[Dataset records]
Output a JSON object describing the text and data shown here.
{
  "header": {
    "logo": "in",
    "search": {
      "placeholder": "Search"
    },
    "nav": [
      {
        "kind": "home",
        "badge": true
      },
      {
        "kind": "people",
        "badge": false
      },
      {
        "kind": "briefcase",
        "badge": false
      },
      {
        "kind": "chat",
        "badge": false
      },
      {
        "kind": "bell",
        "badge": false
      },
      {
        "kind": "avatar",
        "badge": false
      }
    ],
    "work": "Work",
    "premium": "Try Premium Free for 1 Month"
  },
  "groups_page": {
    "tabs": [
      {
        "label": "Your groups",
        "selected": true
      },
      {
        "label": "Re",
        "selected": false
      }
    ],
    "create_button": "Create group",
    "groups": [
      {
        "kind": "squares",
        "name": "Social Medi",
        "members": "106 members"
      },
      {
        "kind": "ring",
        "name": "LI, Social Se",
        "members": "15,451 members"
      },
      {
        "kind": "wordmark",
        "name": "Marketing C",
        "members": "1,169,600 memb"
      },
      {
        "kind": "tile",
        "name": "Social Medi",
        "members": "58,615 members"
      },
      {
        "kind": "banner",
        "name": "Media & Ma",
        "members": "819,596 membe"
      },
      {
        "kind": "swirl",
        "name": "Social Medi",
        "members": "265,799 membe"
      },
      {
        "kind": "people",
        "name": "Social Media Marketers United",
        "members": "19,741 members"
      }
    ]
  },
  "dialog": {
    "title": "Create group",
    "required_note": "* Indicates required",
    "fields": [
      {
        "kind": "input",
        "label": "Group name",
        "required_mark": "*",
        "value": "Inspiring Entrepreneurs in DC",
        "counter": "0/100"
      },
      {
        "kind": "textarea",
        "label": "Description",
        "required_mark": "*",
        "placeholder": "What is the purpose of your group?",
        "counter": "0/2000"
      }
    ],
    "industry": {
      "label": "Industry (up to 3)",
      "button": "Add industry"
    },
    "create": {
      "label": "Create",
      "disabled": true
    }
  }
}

**DESCRIPTION OF THE TASK:** Which lines of the material contain the string "Media"? List each of them.

**EXERCISE OUTPUT:**
        "name": "Media & Ma",
        "name": "Social Media Marketers United",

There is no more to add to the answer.